▸ **TASKS FOR THIS EXERCISE**
1. Answer these questions about the centennial commission interview:
(a) Besides France, which countries did the speaker work with?
(b) In which southern states did the speaker represent the national WWICC?
(c) Which fellow commissioner led the commission's educational activities?
2. Summarize the centennial commission interview in two sentences.
3. Pick up the centennial commission interview after its final sentence and keep it going.

MS:   Without the slightest doubt.  I had not realized that it would become, especially in the past two years, an all-consuming activity on both sides of the Atlantic. When I came on the commission, I was asked to coordinate international affairs and represent the commission abroad, mostly in France. I also worked with Belgium and Italy and to a lesser degree with England as other commissioners didn’t have a language barrier there. I was very fortunate to have the support of the American Battle Monuments Commission and receive help from U.S. embassies in these different countries. I also worked with local villages and towns eager to honor the Americans who had liberated them 100 years ago.  

This is where my ability to communicate in French, and all the contacts I had in France, where most of the AEF fighting took place, became essential. I did spend much more time in France than I had expected and represented the WWICC on multiple occasions.  These events were wide ranging, from commemorations in cemeteries, battlefields or memorials, to music festivals, recitals, exhibitions, and school activities. Most of these events were organized by the French to honor Americans who served in the military or volunteered to help the local population, and it was therefore extremely meaningful to the organizers to have the United States represented. I had to give or translate multiple speeches, and I was always glad to be able to give a voice to those men and women who couldn’t speak for themselves anymore.   

I was also a representative of the national WWICC in some of the southern states, especially Georgia and Alabama, where I worked with their respective WWI commemorative bodies.  

Veterans Day, Atlanta, GA, 2017

And I enjoyed immensely the education role that accompanied all these activities, as well as the work I did with my fellow commissioner, Libby O’Connell, who lead the commission educational activities. We collaborated extremely actively with the National WWI Museum and Memorial, produced a newsletter, and organized a wide range of activities.

Labeled box rows
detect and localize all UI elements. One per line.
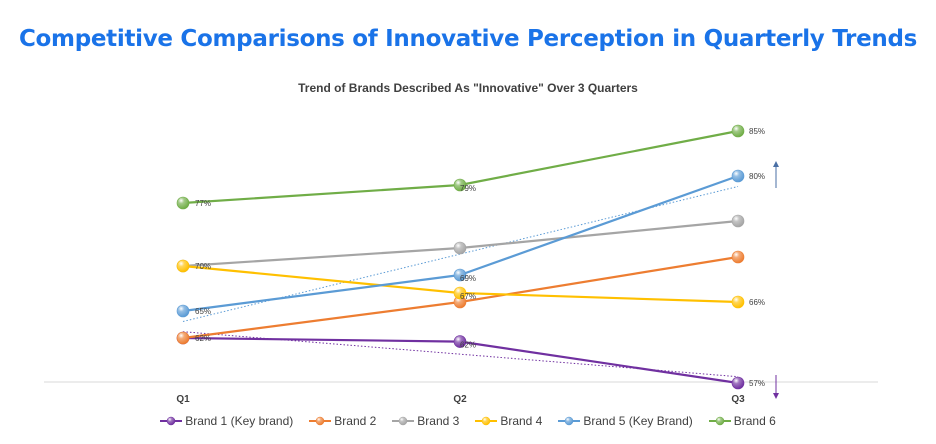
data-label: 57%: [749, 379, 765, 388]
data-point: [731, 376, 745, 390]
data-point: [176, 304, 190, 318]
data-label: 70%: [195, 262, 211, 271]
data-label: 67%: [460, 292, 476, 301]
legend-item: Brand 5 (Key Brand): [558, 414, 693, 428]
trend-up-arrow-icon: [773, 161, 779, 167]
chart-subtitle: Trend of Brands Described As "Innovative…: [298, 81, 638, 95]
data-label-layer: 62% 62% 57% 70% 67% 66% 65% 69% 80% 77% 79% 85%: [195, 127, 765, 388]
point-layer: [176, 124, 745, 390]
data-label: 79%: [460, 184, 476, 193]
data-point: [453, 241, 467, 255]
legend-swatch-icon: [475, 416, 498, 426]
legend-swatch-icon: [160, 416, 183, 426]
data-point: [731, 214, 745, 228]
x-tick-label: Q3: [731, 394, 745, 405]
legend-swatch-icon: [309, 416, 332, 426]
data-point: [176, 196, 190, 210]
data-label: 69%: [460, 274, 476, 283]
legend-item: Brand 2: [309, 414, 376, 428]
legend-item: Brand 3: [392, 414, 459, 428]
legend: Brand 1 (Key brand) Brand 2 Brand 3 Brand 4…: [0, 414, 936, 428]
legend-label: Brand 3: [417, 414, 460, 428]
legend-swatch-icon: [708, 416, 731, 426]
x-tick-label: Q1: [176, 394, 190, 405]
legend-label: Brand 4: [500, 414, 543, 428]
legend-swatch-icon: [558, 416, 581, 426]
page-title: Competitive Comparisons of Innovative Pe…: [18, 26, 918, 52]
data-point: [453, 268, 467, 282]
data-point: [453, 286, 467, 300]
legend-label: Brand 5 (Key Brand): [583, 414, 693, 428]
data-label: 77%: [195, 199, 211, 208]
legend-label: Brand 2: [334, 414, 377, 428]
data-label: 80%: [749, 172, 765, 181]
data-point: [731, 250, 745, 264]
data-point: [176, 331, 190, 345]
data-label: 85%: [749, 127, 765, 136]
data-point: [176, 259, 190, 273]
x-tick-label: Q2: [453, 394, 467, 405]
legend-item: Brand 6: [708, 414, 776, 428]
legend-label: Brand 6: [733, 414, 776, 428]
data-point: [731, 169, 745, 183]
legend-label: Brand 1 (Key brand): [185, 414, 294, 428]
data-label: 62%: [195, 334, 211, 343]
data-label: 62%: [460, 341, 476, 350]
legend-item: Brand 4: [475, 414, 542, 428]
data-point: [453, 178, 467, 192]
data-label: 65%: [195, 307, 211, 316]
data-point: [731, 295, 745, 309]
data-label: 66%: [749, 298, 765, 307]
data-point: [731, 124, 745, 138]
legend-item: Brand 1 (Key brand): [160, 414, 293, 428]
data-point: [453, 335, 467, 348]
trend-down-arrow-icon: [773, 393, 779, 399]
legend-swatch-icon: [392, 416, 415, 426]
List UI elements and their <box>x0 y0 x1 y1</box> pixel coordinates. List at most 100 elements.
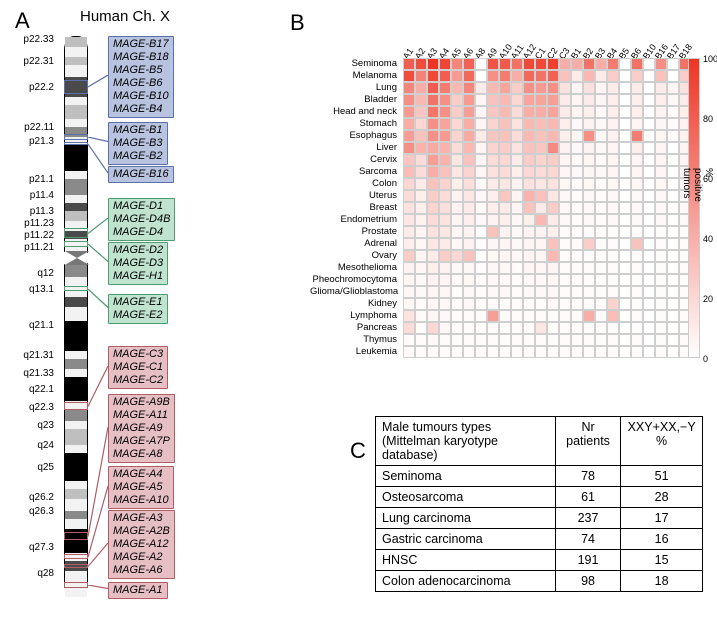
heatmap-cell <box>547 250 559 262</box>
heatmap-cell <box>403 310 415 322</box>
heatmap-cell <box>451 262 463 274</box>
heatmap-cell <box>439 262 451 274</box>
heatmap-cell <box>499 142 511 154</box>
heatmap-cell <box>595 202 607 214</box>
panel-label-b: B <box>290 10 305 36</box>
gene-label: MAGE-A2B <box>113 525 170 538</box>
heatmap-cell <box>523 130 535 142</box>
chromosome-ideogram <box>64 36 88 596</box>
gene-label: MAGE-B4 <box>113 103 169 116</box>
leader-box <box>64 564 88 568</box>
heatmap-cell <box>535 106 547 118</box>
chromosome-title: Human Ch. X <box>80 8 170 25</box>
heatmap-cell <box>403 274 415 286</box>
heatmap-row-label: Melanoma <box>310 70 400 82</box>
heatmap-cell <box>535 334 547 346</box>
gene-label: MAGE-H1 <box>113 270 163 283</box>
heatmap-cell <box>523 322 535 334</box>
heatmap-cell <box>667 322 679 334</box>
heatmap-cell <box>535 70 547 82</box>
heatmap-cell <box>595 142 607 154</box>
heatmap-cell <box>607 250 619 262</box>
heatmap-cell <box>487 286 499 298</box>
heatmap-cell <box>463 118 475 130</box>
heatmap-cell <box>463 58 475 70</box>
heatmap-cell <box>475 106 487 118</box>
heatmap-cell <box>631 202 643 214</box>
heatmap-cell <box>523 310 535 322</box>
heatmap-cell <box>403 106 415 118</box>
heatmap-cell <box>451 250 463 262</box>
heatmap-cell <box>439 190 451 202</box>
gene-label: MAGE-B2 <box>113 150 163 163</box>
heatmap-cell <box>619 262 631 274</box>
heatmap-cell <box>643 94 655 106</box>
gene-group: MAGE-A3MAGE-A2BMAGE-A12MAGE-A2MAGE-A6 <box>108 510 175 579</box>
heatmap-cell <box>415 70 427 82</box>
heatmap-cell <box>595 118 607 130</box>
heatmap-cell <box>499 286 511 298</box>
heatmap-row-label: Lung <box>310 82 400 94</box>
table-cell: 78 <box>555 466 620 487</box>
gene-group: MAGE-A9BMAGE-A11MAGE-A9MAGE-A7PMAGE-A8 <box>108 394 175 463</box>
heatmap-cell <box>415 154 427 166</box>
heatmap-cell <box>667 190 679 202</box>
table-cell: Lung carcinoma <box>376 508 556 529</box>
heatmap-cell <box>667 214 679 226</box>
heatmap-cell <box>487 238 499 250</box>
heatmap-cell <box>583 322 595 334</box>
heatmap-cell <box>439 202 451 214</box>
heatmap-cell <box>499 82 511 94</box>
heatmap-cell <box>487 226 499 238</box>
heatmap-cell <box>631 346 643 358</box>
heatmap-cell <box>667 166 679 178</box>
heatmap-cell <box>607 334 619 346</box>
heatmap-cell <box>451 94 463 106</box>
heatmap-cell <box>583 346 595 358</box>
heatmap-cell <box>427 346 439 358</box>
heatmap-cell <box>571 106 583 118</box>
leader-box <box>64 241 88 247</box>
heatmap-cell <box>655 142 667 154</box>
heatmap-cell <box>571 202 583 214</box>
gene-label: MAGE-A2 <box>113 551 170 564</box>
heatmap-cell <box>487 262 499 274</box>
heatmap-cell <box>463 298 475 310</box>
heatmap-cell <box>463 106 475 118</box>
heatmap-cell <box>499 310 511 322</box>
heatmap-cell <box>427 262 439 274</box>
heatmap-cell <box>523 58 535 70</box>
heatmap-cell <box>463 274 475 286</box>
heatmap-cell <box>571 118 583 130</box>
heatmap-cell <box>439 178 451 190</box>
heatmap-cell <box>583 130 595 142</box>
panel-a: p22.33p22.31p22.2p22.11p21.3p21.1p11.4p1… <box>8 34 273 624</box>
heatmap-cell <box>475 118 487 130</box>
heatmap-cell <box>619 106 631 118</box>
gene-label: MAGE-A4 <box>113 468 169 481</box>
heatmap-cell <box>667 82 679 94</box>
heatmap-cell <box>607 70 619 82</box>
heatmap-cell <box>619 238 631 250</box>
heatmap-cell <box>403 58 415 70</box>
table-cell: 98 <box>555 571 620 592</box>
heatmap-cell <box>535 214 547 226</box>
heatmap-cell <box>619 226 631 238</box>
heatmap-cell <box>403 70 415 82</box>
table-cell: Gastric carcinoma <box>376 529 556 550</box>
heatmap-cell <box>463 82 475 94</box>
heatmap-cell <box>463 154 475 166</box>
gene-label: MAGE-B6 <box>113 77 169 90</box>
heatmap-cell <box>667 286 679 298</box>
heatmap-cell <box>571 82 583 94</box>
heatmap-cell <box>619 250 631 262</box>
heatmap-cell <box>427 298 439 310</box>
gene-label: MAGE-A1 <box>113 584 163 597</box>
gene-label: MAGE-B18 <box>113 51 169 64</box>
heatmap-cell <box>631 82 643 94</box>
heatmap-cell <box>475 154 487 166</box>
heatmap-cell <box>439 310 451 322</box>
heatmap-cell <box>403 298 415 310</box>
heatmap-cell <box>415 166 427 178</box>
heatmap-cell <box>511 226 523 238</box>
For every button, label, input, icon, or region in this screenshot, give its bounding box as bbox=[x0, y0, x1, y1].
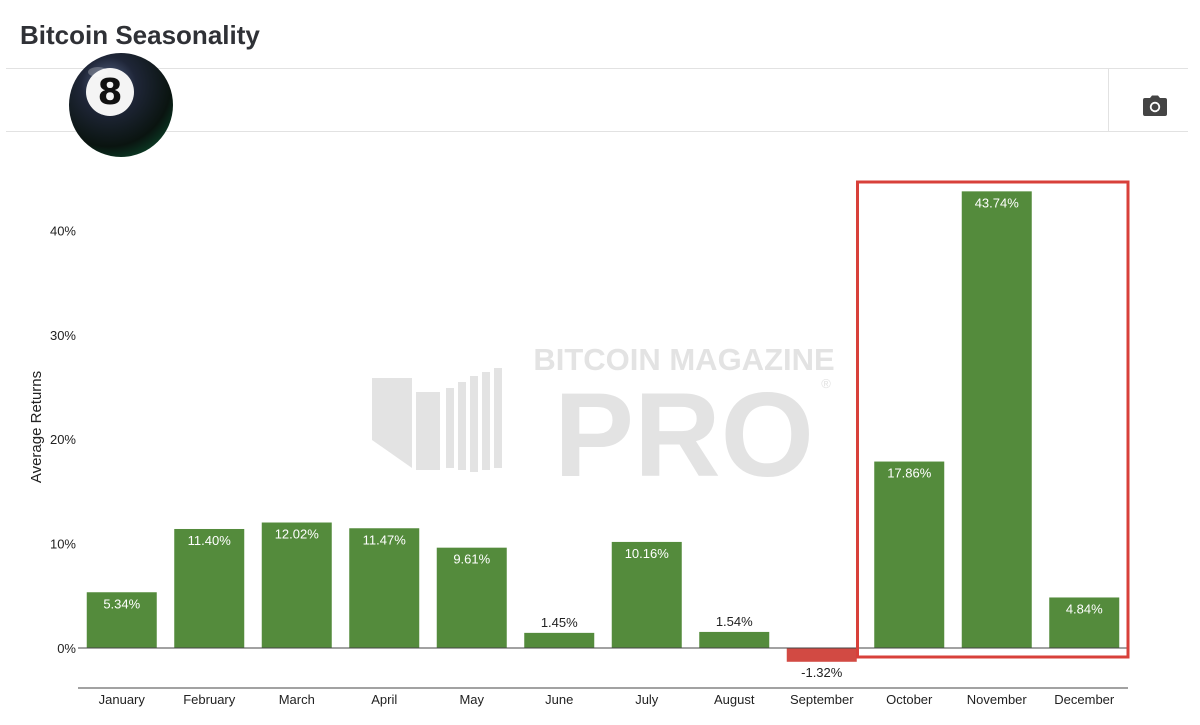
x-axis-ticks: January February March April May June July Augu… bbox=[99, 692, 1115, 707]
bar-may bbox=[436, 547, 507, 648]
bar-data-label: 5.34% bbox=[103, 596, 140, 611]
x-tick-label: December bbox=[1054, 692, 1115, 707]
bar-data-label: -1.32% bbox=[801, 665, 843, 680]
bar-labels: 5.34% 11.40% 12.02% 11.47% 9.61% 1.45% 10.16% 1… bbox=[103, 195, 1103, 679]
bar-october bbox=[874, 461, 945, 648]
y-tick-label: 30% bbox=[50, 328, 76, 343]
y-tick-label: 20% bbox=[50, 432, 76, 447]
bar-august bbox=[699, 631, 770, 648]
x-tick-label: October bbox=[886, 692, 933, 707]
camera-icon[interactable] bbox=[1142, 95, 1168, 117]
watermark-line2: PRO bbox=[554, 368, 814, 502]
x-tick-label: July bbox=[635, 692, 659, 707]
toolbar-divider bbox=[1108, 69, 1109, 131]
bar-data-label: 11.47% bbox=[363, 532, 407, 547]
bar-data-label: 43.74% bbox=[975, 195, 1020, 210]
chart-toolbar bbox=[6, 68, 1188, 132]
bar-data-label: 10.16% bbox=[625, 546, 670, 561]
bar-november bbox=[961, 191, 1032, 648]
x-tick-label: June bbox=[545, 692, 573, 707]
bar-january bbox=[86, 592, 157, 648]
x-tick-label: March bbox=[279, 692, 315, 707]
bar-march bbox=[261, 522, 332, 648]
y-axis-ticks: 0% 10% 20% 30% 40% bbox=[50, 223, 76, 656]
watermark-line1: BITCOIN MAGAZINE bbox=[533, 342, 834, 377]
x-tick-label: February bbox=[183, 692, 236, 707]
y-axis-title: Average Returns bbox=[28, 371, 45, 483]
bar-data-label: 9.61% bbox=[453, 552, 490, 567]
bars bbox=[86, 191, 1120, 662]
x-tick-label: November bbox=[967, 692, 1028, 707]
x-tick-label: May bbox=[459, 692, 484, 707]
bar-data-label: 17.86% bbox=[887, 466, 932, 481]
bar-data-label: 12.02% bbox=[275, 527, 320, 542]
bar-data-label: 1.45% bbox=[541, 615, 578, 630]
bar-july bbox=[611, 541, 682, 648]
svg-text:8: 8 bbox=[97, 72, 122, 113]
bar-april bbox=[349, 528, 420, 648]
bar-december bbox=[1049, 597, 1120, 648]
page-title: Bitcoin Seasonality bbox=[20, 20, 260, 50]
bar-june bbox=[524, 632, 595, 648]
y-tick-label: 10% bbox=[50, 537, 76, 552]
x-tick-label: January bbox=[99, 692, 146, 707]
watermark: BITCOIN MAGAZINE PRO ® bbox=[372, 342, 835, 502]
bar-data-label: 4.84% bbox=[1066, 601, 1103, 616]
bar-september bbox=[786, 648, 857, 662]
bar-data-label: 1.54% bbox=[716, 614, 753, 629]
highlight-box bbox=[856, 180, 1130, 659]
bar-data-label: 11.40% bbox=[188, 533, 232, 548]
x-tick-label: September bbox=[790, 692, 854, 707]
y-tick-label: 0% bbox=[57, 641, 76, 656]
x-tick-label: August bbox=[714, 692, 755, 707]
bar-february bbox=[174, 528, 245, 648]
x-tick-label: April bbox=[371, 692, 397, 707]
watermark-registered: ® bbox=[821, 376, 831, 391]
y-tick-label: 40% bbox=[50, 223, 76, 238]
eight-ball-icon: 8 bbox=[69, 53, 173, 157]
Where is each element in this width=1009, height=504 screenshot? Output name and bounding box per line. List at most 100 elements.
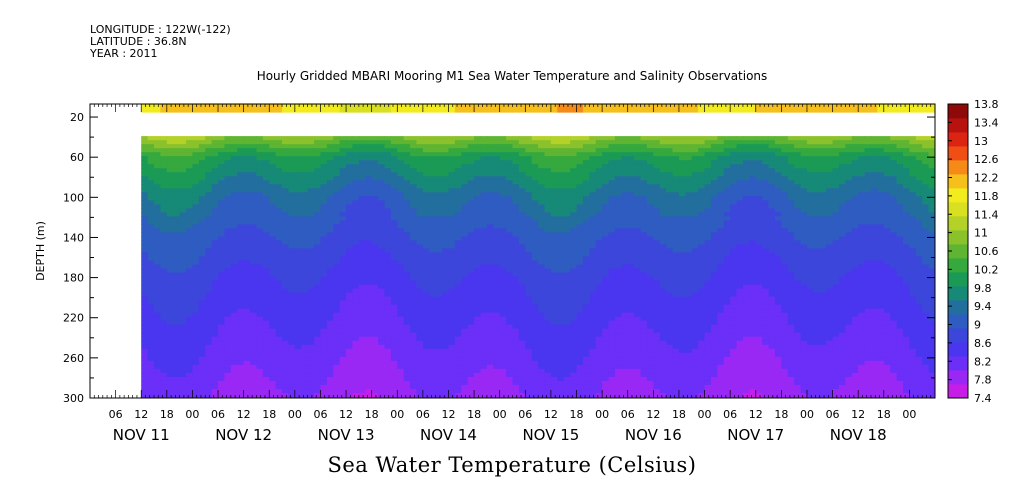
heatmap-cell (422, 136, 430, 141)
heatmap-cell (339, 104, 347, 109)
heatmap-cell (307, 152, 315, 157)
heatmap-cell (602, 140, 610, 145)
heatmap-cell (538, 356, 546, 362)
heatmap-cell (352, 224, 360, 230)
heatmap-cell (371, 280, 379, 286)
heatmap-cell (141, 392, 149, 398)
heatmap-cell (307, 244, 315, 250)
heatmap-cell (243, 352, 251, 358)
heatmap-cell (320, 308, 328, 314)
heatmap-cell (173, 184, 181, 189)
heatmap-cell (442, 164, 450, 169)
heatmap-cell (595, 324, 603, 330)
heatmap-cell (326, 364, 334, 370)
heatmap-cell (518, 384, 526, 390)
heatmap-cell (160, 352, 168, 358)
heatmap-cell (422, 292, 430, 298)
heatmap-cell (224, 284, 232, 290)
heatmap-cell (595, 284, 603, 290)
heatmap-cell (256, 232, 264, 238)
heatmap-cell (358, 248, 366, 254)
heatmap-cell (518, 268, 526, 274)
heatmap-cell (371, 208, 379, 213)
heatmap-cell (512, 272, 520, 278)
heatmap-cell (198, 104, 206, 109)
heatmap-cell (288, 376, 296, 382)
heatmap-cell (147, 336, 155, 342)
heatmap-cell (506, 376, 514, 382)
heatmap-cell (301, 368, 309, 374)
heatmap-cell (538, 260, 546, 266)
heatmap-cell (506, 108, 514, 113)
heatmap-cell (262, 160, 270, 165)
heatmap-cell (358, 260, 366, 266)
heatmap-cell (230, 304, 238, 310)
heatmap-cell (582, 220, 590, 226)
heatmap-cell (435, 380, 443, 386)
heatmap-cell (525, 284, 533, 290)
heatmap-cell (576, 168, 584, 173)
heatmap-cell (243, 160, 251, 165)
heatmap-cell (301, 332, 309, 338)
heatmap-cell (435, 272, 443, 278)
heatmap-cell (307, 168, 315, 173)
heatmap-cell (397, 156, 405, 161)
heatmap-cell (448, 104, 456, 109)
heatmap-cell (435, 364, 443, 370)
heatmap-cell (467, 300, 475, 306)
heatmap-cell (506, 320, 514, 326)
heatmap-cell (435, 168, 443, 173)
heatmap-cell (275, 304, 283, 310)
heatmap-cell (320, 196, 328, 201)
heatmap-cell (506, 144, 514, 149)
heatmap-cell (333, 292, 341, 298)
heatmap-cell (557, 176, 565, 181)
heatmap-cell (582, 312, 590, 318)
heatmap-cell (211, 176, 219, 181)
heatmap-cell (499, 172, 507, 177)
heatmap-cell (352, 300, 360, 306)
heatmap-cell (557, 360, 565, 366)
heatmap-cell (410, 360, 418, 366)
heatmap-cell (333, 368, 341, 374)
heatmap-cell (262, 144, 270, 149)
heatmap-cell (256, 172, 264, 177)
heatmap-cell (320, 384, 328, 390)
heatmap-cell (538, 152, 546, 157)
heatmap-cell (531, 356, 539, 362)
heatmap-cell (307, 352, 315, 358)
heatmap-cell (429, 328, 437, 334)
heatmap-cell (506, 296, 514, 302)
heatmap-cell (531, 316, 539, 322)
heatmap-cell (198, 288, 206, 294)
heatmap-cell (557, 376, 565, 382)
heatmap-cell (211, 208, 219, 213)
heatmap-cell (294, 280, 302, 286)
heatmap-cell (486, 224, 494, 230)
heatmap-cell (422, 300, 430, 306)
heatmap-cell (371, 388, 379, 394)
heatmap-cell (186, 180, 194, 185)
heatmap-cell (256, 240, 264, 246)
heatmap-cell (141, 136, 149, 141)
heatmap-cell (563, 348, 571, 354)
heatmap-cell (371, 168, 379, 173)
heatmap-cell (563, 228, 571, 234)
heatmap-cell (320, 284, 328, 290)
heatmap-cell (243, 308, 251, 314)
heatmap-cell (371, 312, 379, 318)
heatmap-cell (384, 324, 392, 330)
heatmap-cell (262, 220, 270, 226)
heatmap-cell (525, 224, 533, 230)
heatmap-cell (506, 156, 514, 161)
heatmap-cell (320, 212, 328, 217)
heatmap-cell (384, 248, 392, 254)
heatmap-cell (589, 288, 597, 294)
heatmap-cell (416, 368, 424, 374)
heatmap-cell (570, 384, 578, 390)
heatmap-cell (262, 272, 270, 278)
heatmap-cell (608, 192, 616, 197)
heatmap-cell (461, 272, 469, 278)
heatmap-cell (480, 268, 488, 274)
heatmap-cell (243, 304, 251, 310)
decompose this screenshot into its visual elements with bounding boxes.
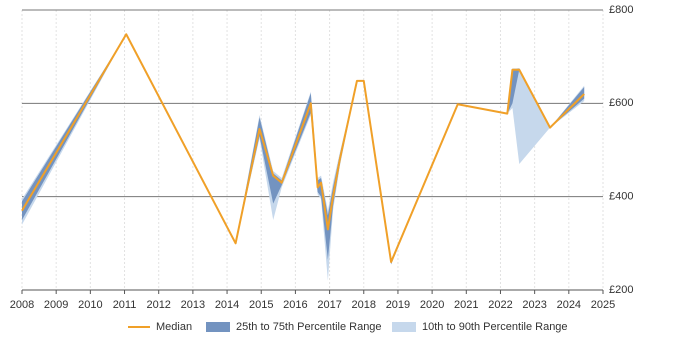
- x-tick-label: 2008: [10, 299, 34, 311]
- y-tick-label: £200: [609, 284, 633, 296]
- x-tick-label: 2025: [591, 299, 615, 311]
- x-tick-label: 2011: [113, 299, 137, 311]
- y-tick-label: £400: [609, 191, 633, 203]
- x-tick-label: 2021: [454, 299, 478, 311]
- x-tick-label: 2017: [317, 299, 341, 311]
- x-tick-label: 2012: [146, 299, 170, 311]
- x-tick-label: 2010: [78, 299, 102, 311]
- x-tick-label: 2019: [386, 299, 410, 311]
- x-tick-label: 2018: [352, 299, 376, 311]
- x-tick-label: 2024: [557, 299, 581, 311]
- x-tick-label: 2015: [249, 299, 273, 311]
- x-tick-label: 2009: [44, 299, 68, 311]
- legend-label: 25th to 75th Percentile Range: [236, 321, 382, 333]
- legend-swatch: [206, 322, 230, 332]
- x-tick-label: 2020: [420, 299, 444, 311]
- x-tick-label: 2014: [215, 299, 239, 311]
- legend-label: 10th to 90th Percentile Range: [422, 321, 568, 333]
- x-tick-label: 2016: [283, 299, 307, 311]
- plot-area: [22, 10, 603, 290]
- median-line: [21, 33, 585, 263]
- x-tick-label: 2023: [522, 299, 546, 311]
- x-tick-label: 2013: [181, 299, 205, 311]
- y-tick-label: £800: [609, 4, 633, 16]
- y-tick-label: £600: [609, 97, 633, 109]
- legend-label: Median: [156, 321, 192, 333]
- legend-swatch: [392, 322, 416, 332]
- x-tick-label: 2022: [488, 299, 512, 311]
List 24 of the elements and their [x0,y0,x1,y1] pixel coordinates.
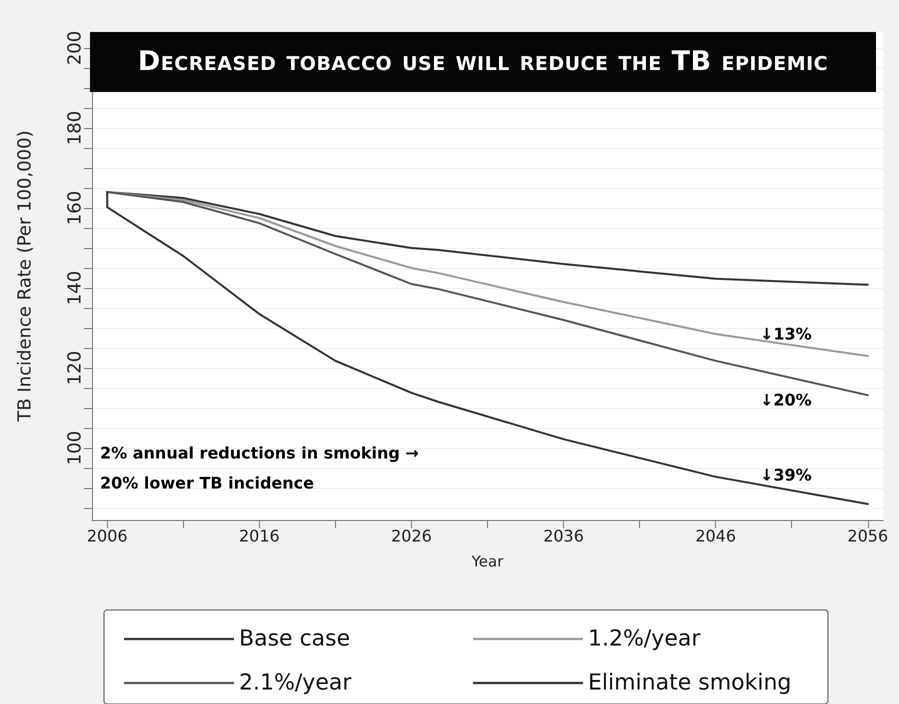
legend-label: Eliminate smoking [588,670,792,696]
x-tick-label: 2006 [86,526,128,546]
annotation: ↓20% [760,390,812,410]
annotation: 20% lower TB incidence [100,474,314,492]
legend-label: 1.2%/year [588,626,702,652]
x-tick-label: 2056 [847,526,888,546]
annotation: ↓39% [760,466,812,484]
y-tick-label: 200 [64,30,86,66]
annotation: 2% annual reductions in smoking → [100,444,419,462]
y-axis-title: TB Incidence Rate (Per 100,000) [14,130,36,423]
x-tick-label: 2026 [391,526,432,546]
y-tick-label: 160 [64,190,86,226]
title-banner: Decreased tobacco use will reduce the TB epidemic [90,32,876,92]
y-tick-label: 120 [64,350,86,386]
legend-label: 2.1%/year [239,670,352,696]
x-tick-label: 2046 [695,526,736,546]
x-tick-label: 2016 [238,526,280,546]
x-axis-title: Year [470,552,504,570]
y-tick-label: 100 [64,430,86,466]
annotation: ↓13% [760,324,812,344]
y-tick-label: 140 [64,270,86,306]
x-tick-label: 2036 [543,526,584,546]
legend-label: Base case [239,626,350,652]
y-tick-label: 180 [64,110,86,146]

▸ **SOLVED PROBLEMS**
1.
(a) Belgium and Italy, and to a lesser degree England.
(b) Mainly Georgia and Alabama.
(c) Libby O'Connell.

2. The speaker coordinated international affairs for the commission, representing it mostly in France at commemorations, festivals, exhibitions and school events honoring Americans, and also worked with Belgium, Italy and England. The speaker also represented the national WWICC in Georgia and Alabama and worked on education with fellow commissioner Libby O'Connell and the National WWI Museum and Memorial.

3.
C. MH:  I know you consider yourself an educator and that you participated in many educational events over the last five years. What thoughts do you have on the general point of reversing the modernist trend of attempting to erase our historical heritage and eliminate the study of history in our schools? And specifically—using World War One as a case study—how can we reach young people and convince them of the importance of learning and connecting with their heritage?

MS:   You can well imagine that the elimination of history in our curriculum would be totally antithetical to all I stand for. I strongly believe only those who have a good knowledge of history will be able to shape the future. So many geopolitical mistakes have been made in the past by people who ignored history. Studying history is one of the best tools in education to learn critical thinking skills.  

This is also why I don’t believe that each generation should rewrite history according to the beliefs of the time, and I disagree, for example, with the destruction of Confederate statues.  They should stay and their context explained, or they should be moved to a location where one can still learn from them. New generations would be much better served by being told what they represent and the history surrounding them than to have them disappear and their history be forgotten. Out of sight, out of mind.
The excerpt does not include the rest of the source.